— Problem description —
From the data that follows, copy every line holding the string "email".

— Material —
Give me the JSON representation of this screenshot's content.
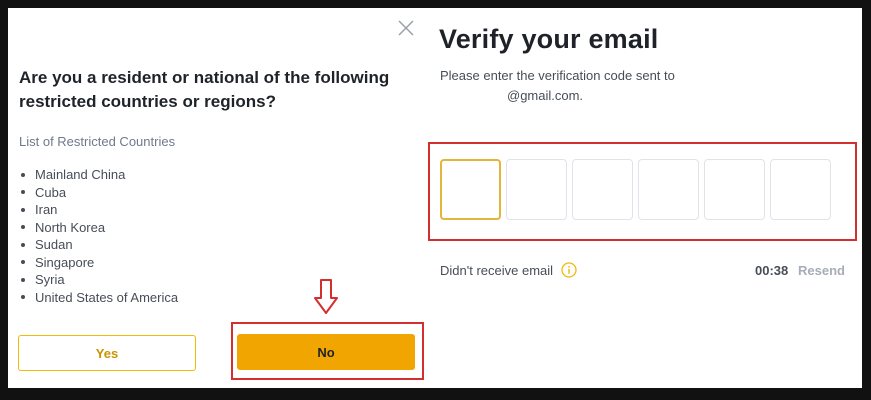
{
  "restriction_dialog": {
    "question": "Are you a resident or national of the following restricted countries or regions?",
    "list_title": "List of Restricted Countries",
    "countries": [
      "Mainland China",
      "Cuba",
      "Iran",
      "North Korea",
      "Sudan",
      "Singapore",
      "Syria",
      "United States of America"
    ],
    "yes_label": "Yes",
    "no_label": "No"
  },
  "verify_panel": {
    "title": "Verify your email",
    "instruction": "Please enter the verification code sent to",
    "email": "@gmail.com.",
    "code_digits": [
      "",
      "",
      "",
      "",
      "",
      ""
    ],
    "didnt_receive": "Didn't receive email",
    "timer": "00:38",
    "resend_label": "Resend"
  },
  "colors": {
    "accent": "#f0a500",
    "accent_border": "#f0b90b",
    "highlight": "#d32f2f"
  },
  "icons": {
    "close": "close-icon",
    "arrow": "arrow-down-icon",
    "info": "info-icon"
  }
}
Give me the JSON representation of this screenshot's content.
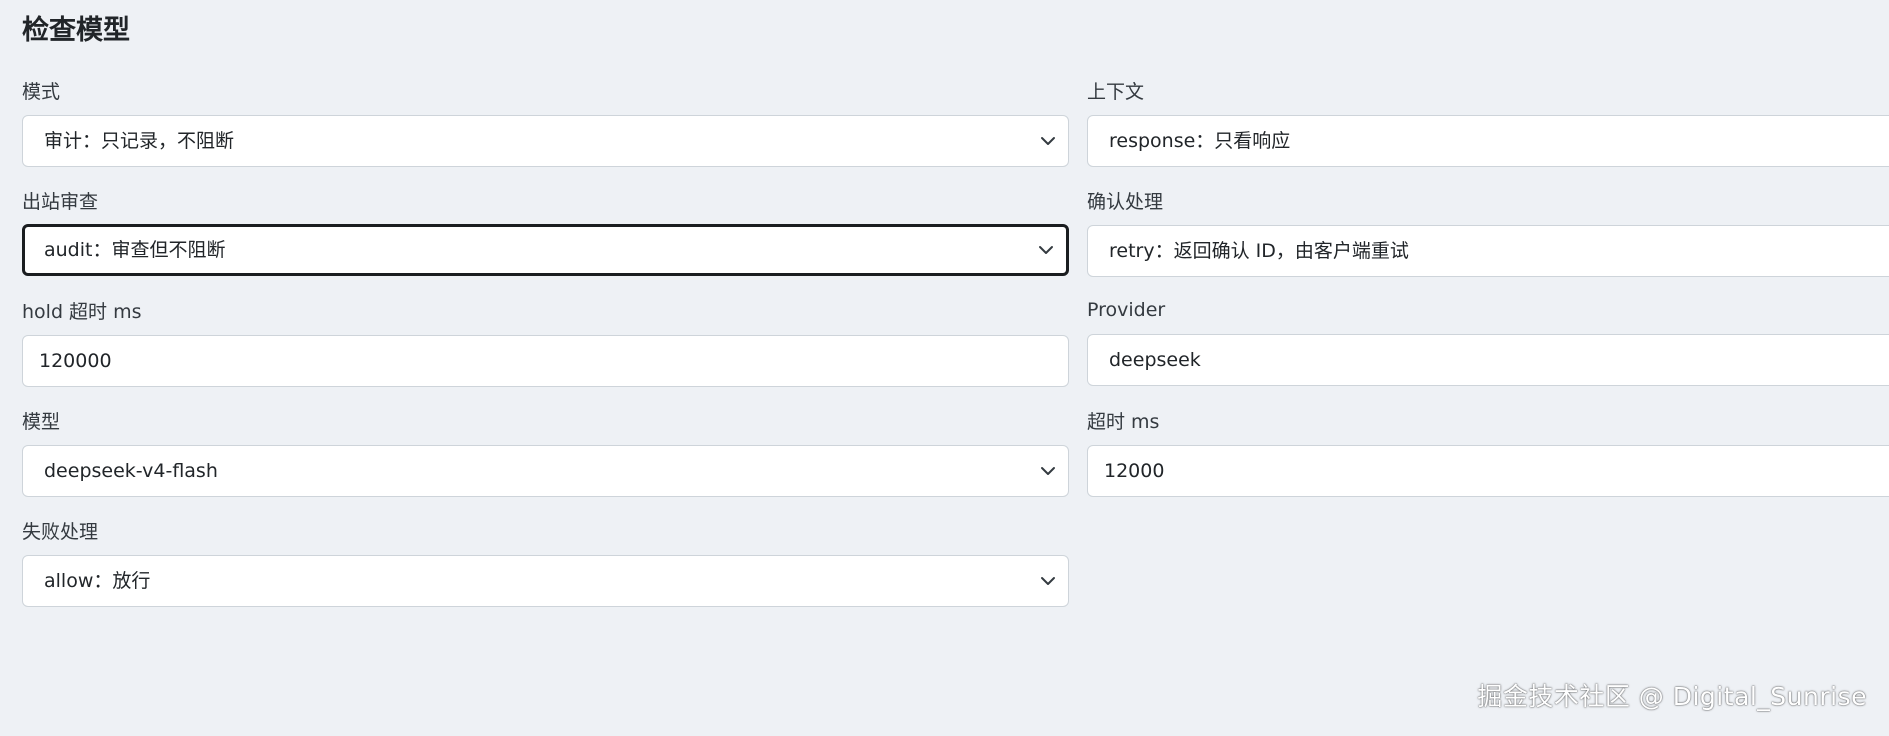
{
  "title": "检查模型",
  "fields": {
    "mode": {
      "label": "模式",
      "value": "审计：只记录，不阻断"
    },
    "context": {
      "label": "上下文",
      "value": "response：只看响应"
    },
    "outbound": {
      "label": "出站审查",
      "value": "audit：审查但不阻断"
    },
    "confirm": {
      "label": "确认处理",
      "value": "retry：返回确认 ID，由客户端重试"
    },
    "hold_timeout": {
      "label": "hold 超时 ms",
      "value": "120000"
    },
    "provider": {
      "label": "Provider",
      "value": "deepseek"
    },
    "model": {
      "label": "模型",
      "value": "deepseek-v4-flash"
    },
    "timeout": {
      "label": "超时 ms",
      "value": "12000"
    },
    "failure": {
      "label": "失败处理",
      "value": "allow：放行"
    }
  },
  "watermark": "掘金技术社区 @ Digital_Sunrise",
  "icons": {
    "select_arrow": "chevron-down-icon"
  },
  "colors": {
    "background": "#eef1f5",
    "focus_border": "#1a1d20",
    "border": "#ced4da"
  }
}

— Result —
    "title": "Verify your email",
    "email": "@gmail.com.",
    "didnt_receive": "Didn't receive email",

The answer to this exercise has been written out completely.